Stored items:
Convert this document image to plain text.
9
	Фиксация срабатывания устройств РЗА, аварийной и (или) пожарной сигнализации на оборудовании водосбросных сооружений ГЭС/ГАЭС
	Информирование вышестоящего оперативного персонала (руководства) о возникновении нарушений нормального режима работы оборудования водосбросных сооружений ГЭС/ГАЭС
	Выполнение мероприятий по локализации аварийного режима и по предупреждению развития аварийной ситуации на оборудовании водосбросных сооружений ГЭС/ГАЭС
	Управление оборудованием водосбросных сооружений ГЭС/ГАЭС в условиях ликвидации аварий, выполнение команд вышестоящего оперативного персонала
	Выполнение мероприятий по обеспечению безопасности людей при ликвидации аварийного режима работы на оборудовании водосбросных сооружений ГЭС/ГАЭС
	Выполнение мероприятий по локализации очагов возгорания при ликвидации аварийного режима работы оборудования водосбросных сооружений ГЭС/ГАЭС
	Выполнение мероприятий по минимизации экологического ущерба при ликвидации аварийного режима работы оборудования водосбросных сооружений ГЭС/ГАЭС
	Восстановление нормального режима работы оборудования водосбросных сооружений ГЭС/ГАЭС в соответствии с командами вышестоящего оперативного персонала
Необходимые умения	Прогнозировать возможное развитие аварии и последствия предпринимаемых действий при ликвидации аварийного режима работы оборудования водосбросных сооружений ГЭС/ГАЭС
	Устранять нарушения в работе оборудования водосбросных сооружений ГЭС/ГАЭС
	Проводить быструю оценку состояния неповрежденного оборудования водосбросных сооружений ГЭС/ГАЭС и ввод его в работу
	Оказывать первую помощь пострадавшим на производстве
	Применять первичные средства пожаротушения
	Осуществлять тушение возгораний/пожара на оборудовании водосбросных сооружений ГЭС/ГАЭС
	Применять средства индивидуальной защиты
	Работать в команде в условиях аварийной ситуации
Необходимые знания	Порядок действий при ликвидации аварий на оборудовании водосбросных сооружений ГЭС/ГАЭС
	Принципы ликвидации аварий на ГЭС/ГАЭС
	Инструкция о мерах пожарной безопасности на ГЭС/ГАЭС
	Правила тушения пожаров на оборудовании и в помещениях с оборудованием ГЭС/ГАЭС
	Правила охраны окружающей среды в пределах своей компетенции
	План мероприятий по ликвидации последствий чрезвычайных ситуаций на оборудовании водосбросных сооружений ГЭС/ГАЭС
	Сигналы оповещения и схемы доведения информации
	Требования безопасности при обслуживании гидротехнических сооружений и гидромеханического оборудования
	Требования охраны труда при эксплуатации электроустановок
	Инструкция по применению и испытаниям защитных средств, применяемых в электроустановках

- SHORT TASK
Lines that hold the word "Инструкция" are the ones to return, every one of them.

- TASK RESPONSE
	Инструкция о мерах пожарной безопасности на ГЭС/ГАЭС
	Инструкция по применению и испытаниям защитных средств, применяемых в электроустановках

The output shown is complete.